[PROBLEM DESCRIPTION] Your task is to tally the lines of the listing containing the word "JSON" and report the figure alone.

--------------------------------

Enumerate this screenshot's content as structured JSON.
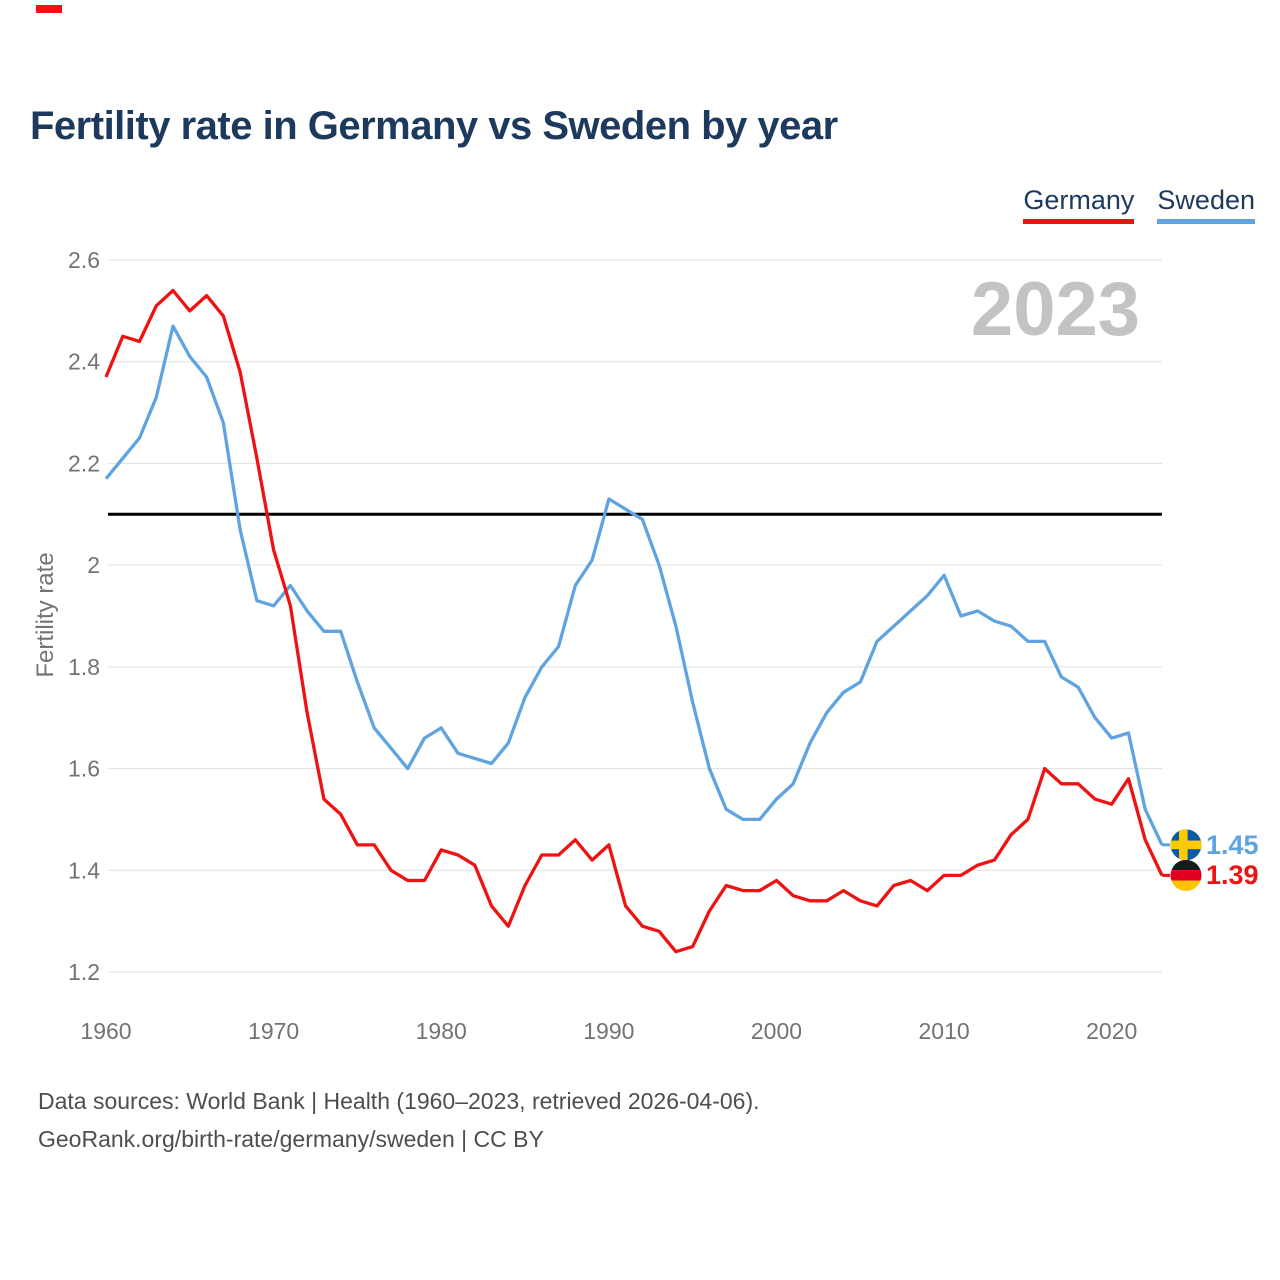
{
  "watermark": "2023",
  "colors": {
    "title_text": "#1d3a5e",
    "axis_text": "#737373",
    "grid": "#e0e0e0",
    "watermark": "#c3c3c3",
    "footer_text": "#4e4e4e",
    "top_mark": "#ee1414"
  },
  "flags": {
    "sweden": {
      "field": "#0b5aa5",
      "cross": "#fecb00"
    },
    "germany": {
      "black": "#1a1a1a",
      "red": "#e1001f",
      "gold": "#ffc400"
    }
  },
  "chart_data": {
    "type": "line",
    "title": "Fertility rate in Germany vs Sweden by year",
    "xlabel": "",
    "ylabel": "Fertility rate",
    "grid": "horizontal",
    "legend_position": "top-right",
    "xlim": [
      1960,
      2023
    ],
    "ylim": [
      1.2,
      2.6
    ],
    "x_ticks": [
      1960,
      1970,
      1980,
      1990,
      2000,
      2010,
      2020
    ],
    "y_ticks": [
      {
        "value": 2.6,
        "label": "2.6"
      },
      {
        "value": 2.4,
        "label": "2.4"
      },
      {
        "value": 2.2,
        "label": "2.2"
      },
      {
        "value": 2.0,
        "label": "2"
      },
      {
        "value": 1.8,
        "label": "1.8"
      },
      {
        "value": 1.6,
        "label": "1.6"
      },
      {
        "value": 1.4,
        "label": "1.4"
      },
      {
        "value": 1.2,
        "label": "1.2"
      }
    ],
    "reference_line": {
      "value": 2.1,
      "color": "#000000"
    },
    "x": [
      1960,
      1961,
      1962,
      1963,
      1964,
      1965,
      1966,
      1967,
      1968,
      1969,
      1970,
      1971,
      1972,
      1973,
      1974,
      1975,
      1976,
      1977,
      1978,
      1979,
      1980,
      1981,
      1982,
      1983,
      1984,
      1985,
      1986,
      1987,
      1988,
      1989,
      1990,
      1991,
      1992,
      1993,
      1994,
      1995,
      1996,
      1997,
      1998,
      1999,
      2000,
      2001,
      2002,
      2003,
      2004,
      2005,
      2006,
      2007,
      2008,
      2009,
      2010,
      2011,
      2012,
      2013,
      2014,
      2015,
      2016,
      2017,
      2018,
      2019,
      2020,
      2021,
      2022,
      2023
    ],
    "series": [
      {
        "name": "Germany",
        "color": "#ee1212",
        "end_label": "1.39",
        "values": [
          2.37,
          2.45,
          2.44,
          2.51,
          2.54,
          2.5,
          2.53,
          2.49,
          2.38,
          2.21,
          2.03,
          1.92,
          1.71,
          1.54,
          1.51,
          1.45,
          1.45,
          1.4,
          1.38,
          1.38,
          1.44,
          1.43,
          1.41,
          1.33,
          1.29,
          1.37,
          1.43,
          1.43,
          1.46,
          1.42,
          1.45,
          1.33,
          1.29,
          1.28,
          1.24,
          1.25,
          1.32,
          1.37,
          1.36,
          1.36,
          1.38,
          1.35,
          1.34,
          1.34,
          1.36,
          1.34,
          1.33,
          1.37,
          1.38,
          1.36,
          1.39,
          1.39,
          1.41,
          1.42,
          1.47,
          1.5,
          1.6,
          1.57,
          1.57,
          1.54,
          1.53,
          1.58,
          1.46,
          1.39
        ]
      },
      {
        "name": "Sweden",
        "color": "#5fa3e1",
        "end_label": "1.45",
        "values": [
          2.17,
          2.21,
          2.25,
          2.33,
          2.47,
          2.41,
          2.37,
          2.28,
          2.07,
          1.93,
          1.92,
          1.96,
          1.91,
          1.87,
          1.87,
          1.77,
          1.68,
          1.64,
          1.6,
          1.66,
          1.68,
          1.63,
          1.62,
          1.61,
          1.65,
          1.74,
          1.8,
          1.84,
          1.96,
          2.01,
          2.13,
          2.11,
          2.09,
          2.0,
          1.88,
          1.73,
          1.6,
          1.52,
          1.5,
          1.5,
          1.54,
          1.57,
          1.65,
          1.71,
          1.75,
          1.77,
          1.85,
          1.88,
          1.91,
          1.94,
          1.98,
          1.9,
          1.91,
          1.89,
          1.88,
          1.85,
          1.85,
          1.78,
          1.76,
          1.7,
          1.66,
          1.67,
          1.52,
          1.45
        ]
      }
    ]
  },
  "footer": {
    "line1": "Data sources: World Bank | Health (1960–2023, retrieved 2026-04-06).",
    "line2": "GeoRank.org/birth-rate/germany/sweden | CC BY"
  }
}
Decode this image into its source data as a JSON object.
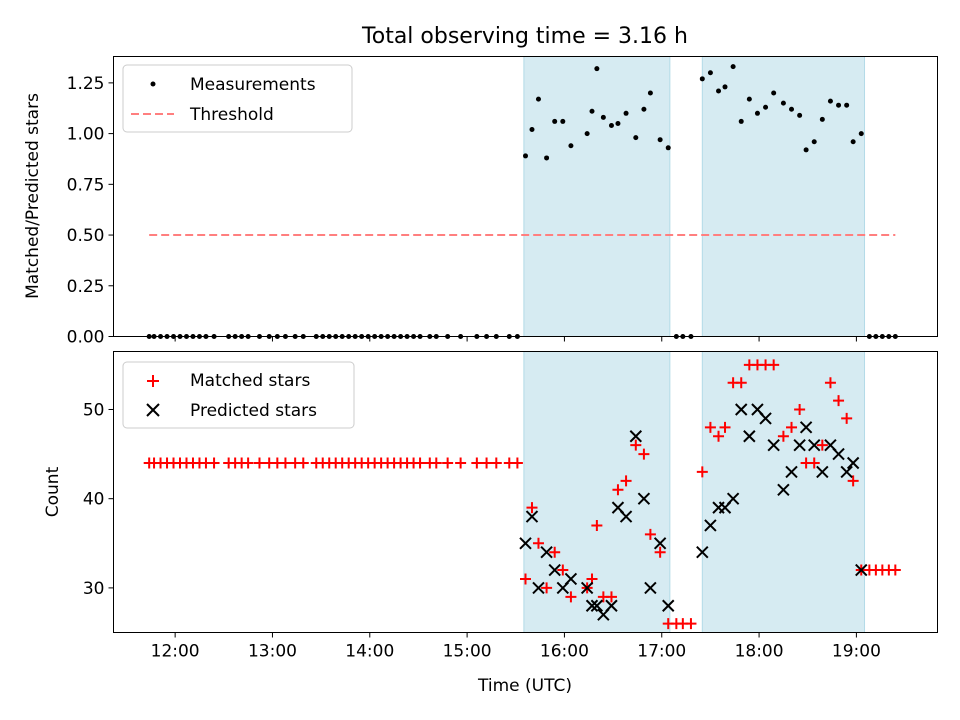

--------------------------------

[SOLUTION] 2